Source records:

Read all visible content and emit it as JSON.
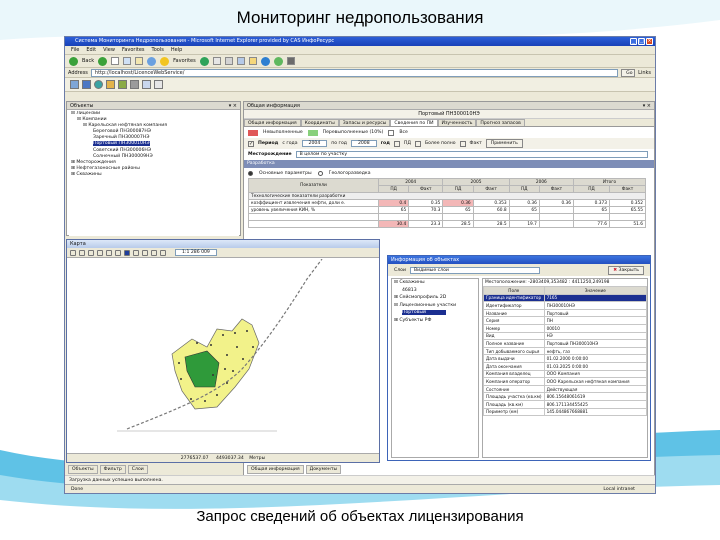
{
  "slide": {
    "title": "Мониторинг недропользования",
    "caption": "Запрос сведений об объектах лицензирования"
  },
  "browser": {
    "window_title": "Система Мониторинга Недропользования - Microsoft Internet Explorer provided by CAS ИнфоРесурс",
    "menu": [
      "File",
      "Edit",
      "View",
      "Favorites",
      "Tools",
      "Help"
    ],
    "toolbar": {
      "back": "Back",
      "favorites": "Favorites"
    },
    "address_label": "Address",
    "address": "http://localhost/LicenceWebService/",
    "go": "Go",
    "links": "Links",
    "status_left": "Done",
    "status_right": "Local intranet",
    "status_message": "Загрузка данных успешно выполнена."
  },
  "objects_panel": {
    "title": "Объекты",
    "tree": [
      "Лицензии",
      "Компании",
      "Карельская нефтяная компания",
      "Береговой ПН300087НЭ",
      "Заречный ПН300007НЭ",
      "Портовый ПН300010НЭ",
      "Советский ПН300006НЭ",
      "Солнечный ПН300009НЭ",
      "Месторождения",
      "Нефтегазоносные районы",
      "Скважины"
    ],
    "selected_index": 5
  },
  "info_panel": {
    "title": "Общая информация",
    "header_value": "Портовый ПН300010НЭ",
    "tabs": [
      "Общая информация",
      "Координаты",
      "Запасы и ресурсы",
      "Сведения по ПИ",
      "Изученность",
      "Прогноз запасов"
    ],
    "active_tab": 3,
    "legend": [
      "Невыполненные",
      "Перевыполненные (10%)",
      "Все"
    ],
    "period_label": "Период",
    "period_from_label": "с года",
    "period_from": "2004",
    "period_to_label": "по год",
    "period_to": "2008",
    "year_label": "год",
    "check_pd": "ПД",
    "check_bez": "Более полно",
    "check_fact": "Факт",
    "apply_btn": "Применить",
    "field_label": "Месторождение",
    "field_value": "В целом по участку",
    "section_label": "Разработка",
    "radio_main": "Основные параметры",
    "radio_geo": "Геологоразведка",
    "table": {
      "indicator_header": "Показатели",
      "years": [
        "2004",
        "2005",
        "2006",
        "Итого"
      ],
      "sub_headers": [
        "ПД",
        "Факт"
      ],
      "group_row": "Технологические показатели разработки",
      "rows": [
        {
          "label": "коэффициент извлечения нефти, доли е.",
          "values": [
            "0.4",
            "0.35",
            "0.36",
            "0.353",
            "0.36",
            "0.36",
            "0.373",
            "0.352"
          ],
          "red": [
            0,
            2
          ]
        },
        {
          "label": "уровень увеличения КИН, %",
          "values": [
            "65",
            "70.3",
            "65",
            "60.8",
            "65",
            "",
            "65",
            "65.55"
          ],
          "red": []
        },
        {
          "label": "",
          "values": [
            "",
            "",
            "",
            "",
            "",
            "",
            "",
            ""
          ],
          "red": []
        },
        {
          "label": "",
          "values": [
            "30.4",
            "23.3",
            "28.5",
            "28.5",
            "19.7",
            "",
            "77.6",
            "51.6"
          ],
          "red": [
            0
          ]
        }
      ]
    }
  },
  "map_window": {
    "title": "Карта",
    "scale": "1:1 286 009",
    "coords": "2776537.07",
    "coords2": "4493037.34",
    "units": "Метры"
  },
  "object_info": {
    "title": "Информация об объектах",
    "layers_label": "Слои",
    "layers_value": "Видимые слои",
    "close_btn": "Закрыть",
    "location_label": "Местоположение",
    "location_value": "-2803409,353482 : 4411250,249198",
    "tree": [
      "Скважины",
      "46813",
      "Сейсмопрофиль 2D",
      "Лицензионные участки",
      "Портовый",
      "Субъекты РФ"
    ],
    "tree_selected": 4,
    "table_headers": [
      "Поле",
      "Значение"
    ],
    "rows": [
      [
        "Граница идентификатор",
        "7165"
      ],
      [
        "Идентификатор",
        "ПН300010НЭ"
      ],
      [
        "Название",
        "Портовый"
      ],
      [
        "Серия",
        "ПН"
      ],
      [
        "Номер",
        "00010"
      ],
      [
        "Вид",
        "НЭ"
      ],
      [
        "Полное название",
        "Портовый ПН300010НЭ"
      ],
      [
        "Тип добываемого сырья",
        "нефть, газ"
      ],
      [
        "Дата выдачи",
        "01.02.2000 0:00:00"
      ],
      [
        "Дата окончания",
        "01.03.2025 0:00:00"
      ],
      [
        "Компания владелец",
        "ООО Компания"
      ],
      [
        "Компания оператор",
        "ООО Карельская нефтяная компания"
      ],
      [
        "Состояние",
        "Действующая"
      ],
      [
        "Площадь участка (кв.км)",
        "806.15648061619"
      ],
      [
        "Площадь (кв.км)",
        "806.171134455425"
      ],
      [
        "Периметр (км)",
        "145.044867668881"
      ]
    ],
    "highlight_row": 0
  },
  "bottom_tabs_left": [
    "Объекты",
    "Фильтр",
    "Слои"
  ],
  "bottom_tabs_right": [
    "Общая информация",
    "Документы"
  ],
  "colors": {
    "map_yellow": "#f2f28a",
    "map_green": "#2f9a3a",
    "selection": "#1b2f91",
    "title_bar": "#2350c0"
  }
}
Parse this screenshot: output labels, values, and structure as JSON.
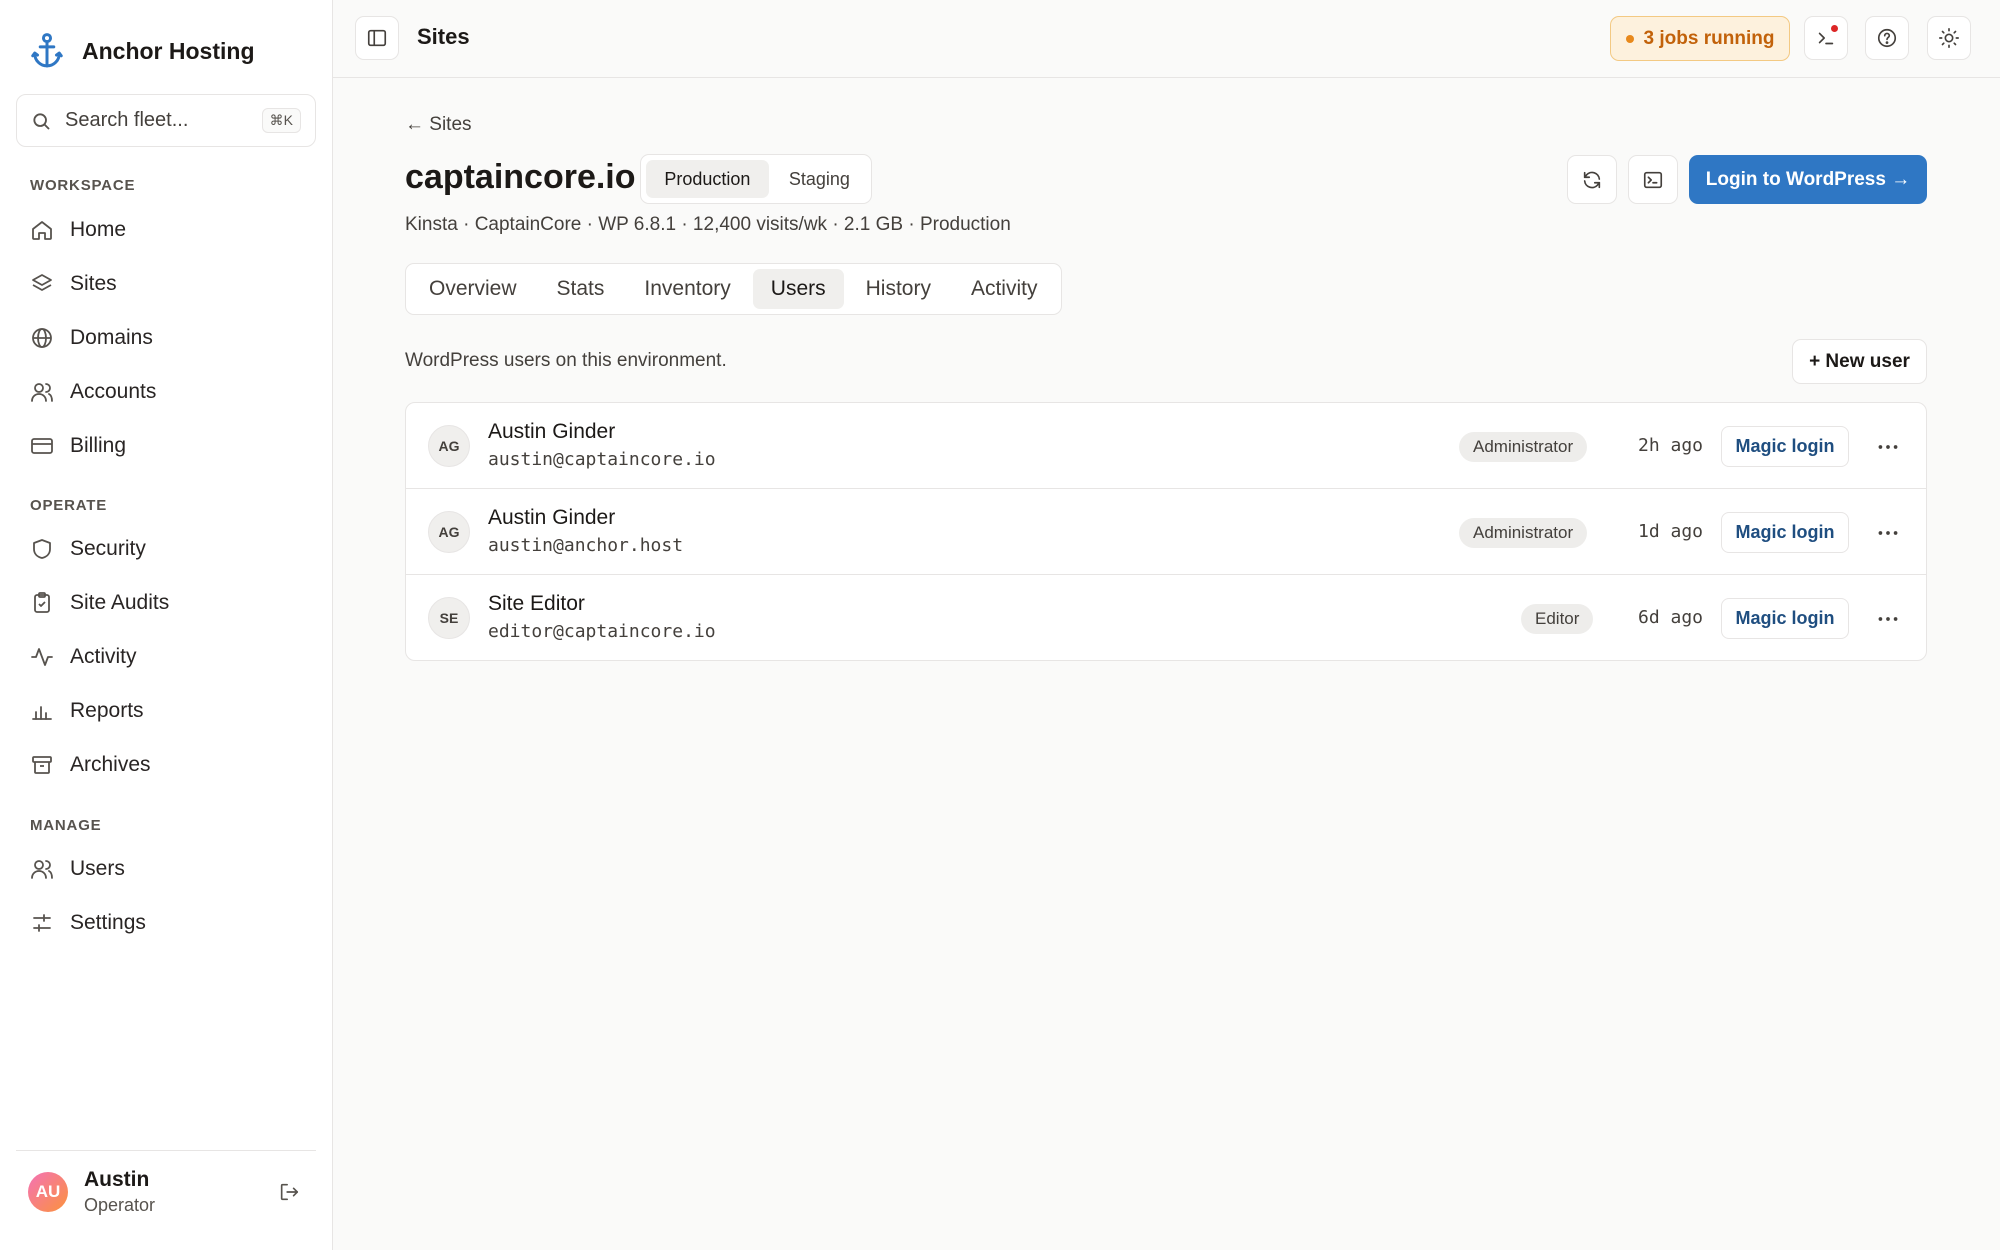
{
  "sidebar": {
    "brand": "Anchor Hosting",
    "search_placeholder": "Search fleet...",
    "search_shortcut": "⌘K",
    "sections": [
      "WORKSPACE",
      "OPERATE",
      "MANAGE"
    ],
    "items": [
      {
        "label": "Home",
        "icon": "home-icon"
      },
      {
        "label": "Sites",
        "icon": "layers-icon"
      },
      {
        "label": "Domains",
        "icon": "globe-icon"
      },
      {
        "label": "Accounts",
        "icon": "users-icon"
      },
      {
        "label": "Billing",
        "icon": "credit-card-icon"
      },
      {
        "label": "Security",
        "icon": "shield-icon"
      },
      {
        "label": "Site Audits",
        "icon": "clipboard-check-icon"
      },
      {
        "label": "Activity",
        "icon": "activity-icon"
      },
      {
        "label": "Reports",
        "icon": "bar-chart-icon"
      },
      {
        "label": "Archives",
        "icon": "archive-icon"
      },
      {
        "label": "Users",
        "icon": "users-icon"
      },
      {
        "label": "Settings",
        "icon": "sliders-icon"
      }
    ],
    "user": {
      "initials": "AU",
      "name": "Austin",
      "role": "Operator"
    }
  },
  "topbar": {
    "title": "Sites",
    "jobs": "3 jobs running"
  },
  "site": {
    "back": "← Sites",
    "title": "captaincore.io",
    "env_options": [
      "Production",
      "Staging"
    ],
    "env_selected": "Production",
    "meta": "Kinsta · CaptainCore · WP 6.8.1 · 12,400 visits/wk · 2.1 GB · Production",
    "login_button": "Login to WordPress →"
  },
  "tabs": [
    "Overview",
    "Stats",
    "Inventory",
    "Users",
    "History",
    "Activity"
  ],
  "active_tab": "Users",
  "users": {
    "description": "WordPress users on this environment.",
    "new_button": "+ New user",
    "magic_label": "Magic login",
    "rows": [
      {
        "initials": "AG",
        "name": "Austin Ginder",
        "email": "austin@captaincore.io",
        "role": "Administrator",
        "ago": "2h ago"
      },
      {
        "initials": "AG",
        "name": "Austin Ginder",
        "email": "austin@anchor.host",
        "role": "Administrator",
        "ago": "1d ago"
      },
      {
        "initials": "SE",
        "name": "Site Editor",
        "email": "editor@captaincore.io",
        "role": "Editor",
        "ago": "6d ago"
      }
    ]
  },
  "colors": {
    "accent": "#2f77c4",
    "jobs_text": "#c2620a",
    "jobs_bg": "#fdf1dd"
  }
}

Objective
Word for word, quote the full listing, omitting every picture.

Exercise output
Read all visible content and emit it as JSON.
{
  "slide": {
    "title": "Мониторинг недропользования",
    "caption": "Запрос сведений об объектах лицензирования"
  },
  "browser": {
    "window_title": "Система Мониторинга Недропользования - Microsoft Internet Explorer provided by CAS ИнфоРесурс",
    "menu": [
      "File",
      "Edit",
      "View",
      "Favorites",
      "Tools",
      "Help"
    ],
    "toolbar": {
      "back": "Back",
      "favorites": "Favorites"
    },
    "address_label": "Address",
    "address": "http://localhost/LicenceWebService/",
    "go": "Go",
    "links": "Links",
    "status_left": "Done",
    "status_right": "Local intranet",
    "status_message": "Загрузка данных успешно выполнена."
  },
  "objects_panel": {
    "title": "Объекты",
    "tree": [
      "Лицензии",
      "Компании",
      "Карельская нефтяная компания",
      "Береговой ПН300087НЭ",
      "Заречный ПН300007НЭ",
      "Портовый ПН300010НЭ",
      "Советский ПН300006НЭ",
      "Солнечный ПН300009НЭ",
      "Месторождения",
      "Нефтегазоносные районы",
      "Скважины"
    ],
    "selected_index": 5
  },
  "info_panel": {
    "title": "Общая информация",
    "header_value": "Портовый ПН300010НЭ",
    "tabs": [
      "Общая информация",
      "Координаты",
      "Запасы и ресурсы",
      "Сведения по ПИ",
      "Изученность",
      "Прогноз запасов"
    ],
    "active_tab": 3,
    "legend": [
      "Невыполненные",
      "Перевыполненные (10%)",
      "Все"
    ],
    "period_label": "Период",
    "period_from_label": "с года",
    "period_from": "2004",
    "period_to_label": "по год",
    "period_to": "2008",
    "year_label": "год",
    "check_pd": "ПД",
    "check_bez": "Более полно",
    "check_fact": "Факт",
    "apply_btn": "Применить",
    "field_label": "Месторождение",
    "field_value": "В целом по участку",
    "section_label": "Разработка",
    "radio_main": "Основные параметры",
    "radio_geo": "Геологоразведка",
    "table": {
      "indicator_header": "Показатели",
      "years": [
        "2004",
        "2005",
        "2006",
        "Итого"
      ],
      "sub_headers": [
        "ПД",
        "Факт"
      ],
      "group_row": "Технологические показатели разработки",
      "rows": [
        {
          "label": "коэффициент извлечения нефти, доли е.",
          "values": [
            "0.4",
            "0.35",
            "0.36",
            "0.353",
            "0.36",
            "0.36",
            "0.373",
            "0.352"
          ],
          "red": [
            0,
            2
          ]
        },
        {
          "label": "уровень увеличения КИН, %",
          "values": [
            "65",
            "70.3",
            "65",
            "60.8",
            "65",
            "",
            "65",
            "65.55"
          ],
          "red": []
        },
        {
          "label": "",
          "values": [
            "",
            "",
            "",
            "",
            "",
            "",
            "",
            ""
          ],
          "red": []
        },
        {
          "label": "",
          "values": [
            "30.4",
            "23.3",
            "28.5",
            "28.5",
            "19.7",
            "",
            "77.6",
            "51.6"
          ],
          "red": [
            0
          ]
        }
      ]
    }
  },
  "map_window": {
    "title": "Карта",
    "scale": "1:1 286 009",
    "coords": "2776537.07",
    "coords2": "4493037.34",
    "units": "Метры"
  },
  "object_info": {
    "title": "Информация об объектах",
    "layers_label": "Слои",
    "layers_value": "Видимые слои",
    "close_btn": "Закрыть",
    "location_label": "Местоположение",
    "location_value": "-2803409,353482 : 4411250,249198",
    "tree": [
      "Скважины",
      "46813",
      "Сейсмопрофиль 2D",
      "Лицензионные участки",
      "Портовый",
      "Субъекты РФ"
    ],
    "tree_selected": 4,
    "table_headers": [
      "Поле",
      "Значение"
    ],
    "rows": [
      [
        "Граница идентификатор",
        "7165"
      ],
      [
        "Идентификатор",
        "ПН300010НЭ"
      ],
      [
        "Название",
        "Портовый"
      ],
      [
        "Серия",
        "ПН"
      ],
      [
        "Номер",
        "00010"
      ],
      [
        "Вид",
        "НЭ"
      ],
      [
        "Полное название",
        "Портовый ПН300010НЭ"
      ],
      [
        "Тип добываемого сырья",
        "нефть, газ"
      ],
      [
        "Дата выдачи",
        "01.02.2000 0:00:00"
      ],
      [
        "Дата окончания",
        "01.03.2025 0:00:00"
      ],
      [
        "Компания владелец",
        "ООО Компания"
      ],
      [
        "Компания оператор",
        "ООО Карельская нефтяная компания"
      ],
      [
        "Состояние",
        "Действующая"
      ],
      [
        "Площадь участка (кв.км)",
        "806.15648061619"
      ],
      [
        "Площадь (кв.км)",
        "806.171134455425"
      ],
      [
        "Периметр (км)",
        "145.044867668881"
      ]
    ],
    "highlight_row": 0
  },
  "bottom_tabs_left": [
    "Объекты",
    "Фильтр",
    "Слои"
  ],
  "bottom_tabs_right": [
    "Общая информация",
    "Документы"
  ],
  "colors": {
    "map_yellow": "#f2f28a",
    "map_green": "#2f9a3a",
    "selection": "#1b2f91",
    "title_bar": "#2350c0"
  }
}
Parse this screenshot: output labels, values, and structure as JSON.
{
  "sidebar": {
    "brand": "Anchor Hosting",
    "search_placeholder": "Search fleet...",
    "search_shortcut": "⌘K",
    "sections": [
      "WORKSPACE",
      "OPERATE",
      "MANAGE"
    ],
    "items": [
      {
        "label": "Home",
        "icon": "home-icon"
      },
      {
        "label": "Sites",
        "icon": "layers-icon"
      },
      {
        "label": "Domains",
        "icon": "globe-icon"
      },
      {
        "label": "Accounts",
        "icon": "users-icon"
      },
      {
        "label": "Billing",
        "icon": "credit-card-icon"
      },
      {
        "label": "Security",
        "icon": "shield-icon"
      },
      {
        "label": "Site Audits",
        "icon": "clipboard-check-icon"
      },
      {
        "label": "Activity",
        "icon": "activity-icon"
      },
      {
        "label": "Reports",
        "icon": "bar-chart-icon"
      },
      {
        "label": "Archives",
        "icon": "archive-icon"
      },
      {
        "label": "Users",
        "icon": "users-icon"
      },
      {
        "label": "Settings",
        "icon": "sliders-icon"
      }
    ],
    "user": {
      "initials": "AU",
      "name": "Austin",
      "role": "Operator"
    }
  },
  "topbar": {
    "title": "Sites",
    "jobs": "3 jobs running"
  },
  "site": {
    "back": "← Sites",
    "title": "captaincore.io",
    "env_options": [
      "Production",
      "Staging"
    ],
    "env_selected": "Production",
    "meta": "Kinsta · CaptainCore · WP 6.8.1 · 12,400 visits/wk · 2.1 GB · Production",
    "login_button": "Login to WordPress →"
  },
  "tabs": [
    "Overview",
    "Stats",
    "Inventory",
    "Users",
    "History",
    "Activity"
  ],
  "active_tab": "Users",
  "users": {
    "description": "WordPress users on this environment.",
    "new_button": "+ New user",
    "magic_label": "Magic login",
    "rows": [
      {
        "initials": "AG",
        "name": "Austin Ginder",
        "email": "austin@captaincore.io",
        "role": "Administrator",
        "ago": "2h ago"
      },
      {
        "initials": "AG",
        "name": "Austin Ginder",
        "email": "austin@anchor.host",
        "role": "Administrator",
        "ago": "1d ago"
      },
      {
        "initials": "SE",
        "name": "Site Editor",
        "email": "editor@captaincore.io",
        "role": "Editor",
        "ago": "6d ago"
      }
    ]
  },
  "colors": {
    "accent": "#2f77c4",
    "jobs_text": "#c2620a",
    "jobs_bg": "#fdf1dd"
  }
}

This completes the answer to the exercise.